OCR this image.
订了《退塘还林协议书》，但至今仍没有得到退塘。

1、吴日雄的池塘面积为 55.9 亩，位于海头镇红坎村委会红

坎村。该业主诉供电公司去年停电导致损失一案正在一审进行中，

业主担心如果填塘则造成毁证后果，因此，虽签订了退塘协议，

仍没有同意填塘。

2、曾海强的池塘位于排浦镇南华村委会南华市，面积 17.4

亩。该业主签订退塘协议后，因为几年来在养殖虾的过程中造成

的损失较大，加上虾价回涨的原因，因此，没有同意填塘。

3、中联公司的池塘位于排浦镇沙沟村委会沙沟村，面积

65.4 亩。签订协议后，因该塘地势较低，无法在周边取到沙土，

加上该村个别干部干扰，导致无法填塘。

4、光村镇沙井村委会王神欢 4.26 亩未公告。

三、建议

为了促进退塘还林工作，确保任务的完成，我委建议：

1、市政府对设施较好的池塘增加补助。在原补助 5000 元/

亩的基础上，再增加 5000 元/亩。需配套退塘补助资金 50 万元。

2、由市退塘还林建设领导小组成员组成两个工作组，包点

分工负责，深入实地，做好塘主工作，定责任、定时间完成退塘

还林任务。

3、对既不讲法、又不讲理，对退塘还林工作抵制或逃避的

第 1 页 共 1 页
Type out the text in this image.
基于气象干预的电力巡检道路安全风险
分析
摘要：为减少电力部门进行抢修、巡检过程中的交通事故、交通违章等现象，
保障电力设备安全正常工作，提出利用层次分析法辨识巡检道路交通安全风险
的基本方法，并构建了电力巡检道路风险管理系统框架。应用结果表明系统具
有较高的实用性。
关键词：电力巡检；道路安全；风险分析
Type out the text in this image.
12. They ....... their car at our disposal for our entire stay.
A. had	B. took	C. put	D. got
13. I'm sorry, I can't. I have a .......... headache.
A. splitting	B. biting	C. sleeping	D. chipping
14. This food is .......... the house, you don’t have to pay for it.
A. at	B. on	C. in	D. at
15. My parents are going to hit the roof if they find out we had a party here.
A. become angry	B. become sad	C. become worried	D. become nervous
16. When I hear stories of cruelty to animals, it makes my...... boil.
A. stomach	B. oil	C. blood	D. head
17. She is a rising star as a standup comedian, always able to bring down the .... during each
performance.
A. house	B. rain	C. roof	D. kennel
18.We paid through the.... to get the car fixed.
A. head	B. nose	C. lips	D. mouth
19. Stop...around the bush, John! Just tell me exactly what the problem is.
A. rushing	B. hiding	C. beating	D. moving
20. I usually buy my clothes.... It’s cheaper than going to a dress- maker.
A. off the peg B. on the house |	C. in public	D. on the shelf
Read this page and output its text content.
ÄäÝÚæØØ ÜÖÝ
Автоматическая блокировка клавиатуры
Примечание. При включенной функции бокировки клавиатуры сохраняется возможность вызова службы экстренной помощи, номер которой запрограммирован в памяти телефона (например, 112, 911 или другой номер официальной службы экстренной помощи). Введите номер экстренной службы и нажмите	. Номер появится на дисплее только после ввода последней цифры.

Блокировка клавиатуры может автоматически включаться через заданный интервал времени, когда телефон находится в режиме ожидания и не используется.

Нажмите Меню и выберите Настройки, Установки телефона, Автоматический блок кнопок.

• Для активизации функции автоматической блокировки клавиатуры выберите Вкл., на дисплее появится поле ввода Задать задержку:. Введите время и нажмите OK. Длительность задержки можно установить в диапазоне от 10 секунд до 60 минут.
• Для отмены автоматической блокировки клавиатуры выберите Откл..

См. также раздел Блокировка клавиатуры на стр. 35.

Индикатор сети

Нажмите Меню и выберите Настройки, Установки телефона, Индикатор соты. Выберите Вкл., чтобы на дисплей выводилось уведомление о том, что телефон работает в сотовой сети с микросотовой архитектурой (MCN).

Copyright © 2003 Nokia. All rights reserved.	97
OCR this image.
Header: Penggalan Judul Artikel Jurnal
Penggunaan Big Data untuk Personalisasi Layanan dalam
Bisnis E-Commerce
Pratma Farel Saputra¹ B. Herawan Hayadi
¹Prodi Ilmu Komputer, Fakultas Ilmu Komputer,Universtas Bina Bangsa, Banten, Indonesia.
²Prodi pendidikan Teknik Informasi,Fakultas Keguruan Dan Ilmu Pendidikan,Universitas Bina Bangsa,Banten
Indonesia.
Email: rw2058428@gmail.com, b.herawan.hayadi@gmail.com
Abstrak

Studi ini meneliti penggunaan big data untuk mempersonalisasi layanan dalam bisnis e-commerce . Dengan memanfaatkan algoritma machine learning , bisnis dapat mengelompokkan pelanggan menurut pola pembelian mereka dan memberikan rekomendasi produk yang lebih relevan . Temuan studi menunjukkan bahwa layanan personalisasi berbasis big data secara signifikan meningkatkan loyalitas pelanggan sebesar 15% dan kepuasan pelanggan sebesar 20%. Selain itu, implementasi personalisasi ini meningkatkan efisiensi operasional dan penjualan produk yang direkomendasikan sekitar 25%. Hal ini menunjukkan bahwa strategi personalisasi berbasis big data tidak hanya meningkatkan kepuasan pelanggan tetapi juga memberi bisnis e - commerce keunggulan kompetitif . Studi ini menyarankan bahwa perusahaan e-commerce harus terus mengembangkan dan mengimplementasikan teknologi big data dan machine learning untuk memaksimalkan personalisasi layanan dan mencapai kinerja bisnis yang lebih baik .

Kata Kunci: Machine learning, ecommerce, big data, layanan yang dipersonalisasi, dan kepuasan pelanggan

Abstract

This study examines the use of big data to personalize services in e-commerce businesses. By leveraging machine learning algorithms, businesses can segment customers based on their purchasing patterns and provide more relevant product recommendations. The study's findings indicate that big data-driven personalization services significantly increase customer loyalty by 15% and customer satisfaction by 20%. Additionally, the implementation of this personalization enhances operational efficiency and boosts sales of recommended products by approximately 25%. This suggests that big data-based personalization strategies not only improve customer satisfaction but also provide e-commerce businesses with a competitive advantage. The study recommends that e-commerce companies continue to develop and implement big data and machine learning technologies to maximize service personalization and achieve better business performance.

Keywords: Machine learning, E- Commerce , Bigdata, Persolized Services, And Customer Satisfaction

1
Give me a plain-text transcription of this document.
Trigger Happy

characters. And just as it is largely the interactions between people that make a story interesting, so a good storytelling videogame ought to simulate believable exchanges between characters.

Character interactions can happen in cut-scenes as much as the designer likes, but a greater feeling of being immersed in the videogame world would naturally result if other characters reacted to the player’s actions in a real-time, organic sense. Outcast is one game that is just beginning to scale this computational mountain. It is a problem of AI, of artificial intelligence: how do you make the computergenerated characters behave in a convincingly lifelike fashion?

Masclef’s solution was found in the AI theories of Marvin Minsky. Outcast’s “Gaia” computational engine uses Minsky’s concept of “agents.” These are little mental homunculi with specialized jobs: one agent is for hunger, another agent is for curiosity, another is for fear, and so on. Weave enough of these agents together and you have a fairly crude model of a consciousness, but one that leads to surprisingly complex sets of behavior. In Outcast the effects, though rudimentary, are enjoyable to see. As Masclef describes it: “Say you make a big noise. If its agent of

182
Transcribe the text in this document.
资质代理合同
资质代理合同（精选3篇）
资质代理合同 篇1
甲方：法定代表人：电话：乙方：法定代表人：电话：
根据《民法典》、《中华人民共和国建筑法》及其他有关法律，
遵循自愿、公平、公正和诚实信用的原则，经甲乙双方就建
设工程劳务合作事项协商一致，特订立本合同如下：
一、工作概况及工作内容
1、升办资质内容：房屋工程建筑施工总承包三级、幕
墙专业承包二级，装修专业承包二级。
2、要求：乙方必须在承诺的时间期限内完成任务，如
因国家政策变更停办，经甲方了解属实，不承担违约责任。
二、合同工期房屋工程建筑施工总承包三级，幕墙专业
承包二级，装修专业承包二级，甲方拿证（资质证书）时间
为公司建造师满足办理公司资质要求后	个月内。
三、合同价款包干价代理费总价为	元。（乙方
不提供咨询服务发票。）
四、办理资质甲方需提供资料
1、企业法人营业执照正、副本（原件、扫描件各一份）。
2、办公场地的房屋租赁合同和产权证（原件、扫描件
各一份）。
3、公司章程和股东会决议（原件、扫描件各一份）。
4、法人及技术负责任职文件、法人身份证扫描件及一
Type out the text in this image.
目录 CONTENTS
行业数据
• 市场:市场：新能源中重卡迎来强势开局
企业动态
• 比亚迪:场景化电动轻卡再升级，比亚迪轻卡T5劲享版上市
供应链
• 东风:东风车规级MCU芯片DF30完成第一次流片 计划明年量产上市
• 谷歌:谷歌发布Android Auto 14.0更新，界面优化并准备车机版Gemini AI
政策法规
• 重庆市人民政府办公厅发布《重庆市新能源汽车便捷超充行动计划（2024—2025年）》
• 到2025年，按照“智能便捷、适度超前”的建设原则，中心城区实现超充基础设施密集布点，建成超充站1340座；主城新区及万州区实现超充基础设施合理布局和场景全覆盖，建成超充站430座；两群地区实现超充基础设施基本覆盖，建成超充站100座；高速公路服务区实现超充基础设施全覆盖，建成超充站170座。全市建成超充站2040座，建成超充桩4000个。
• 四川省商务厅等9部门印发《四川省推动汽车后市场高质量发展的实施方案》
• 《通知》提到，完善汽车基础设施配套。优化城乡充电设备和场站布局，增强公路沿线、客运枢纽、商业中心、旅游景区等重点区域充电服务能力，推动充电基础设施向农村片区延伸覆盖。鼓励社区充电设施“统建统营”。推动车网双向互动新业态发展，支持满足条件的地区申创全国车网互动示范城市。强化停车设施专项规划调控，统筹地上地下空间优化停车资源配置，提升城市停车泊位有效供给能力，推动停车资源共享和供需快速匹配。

Exercise description:
Show the lines where the word "装修专业承包二级" appears in the entries.

The completed task:
墙专业承包二级，装修专业承包二级。
承包二级，装修专业承包二级，甲方拿证（资质证书）时间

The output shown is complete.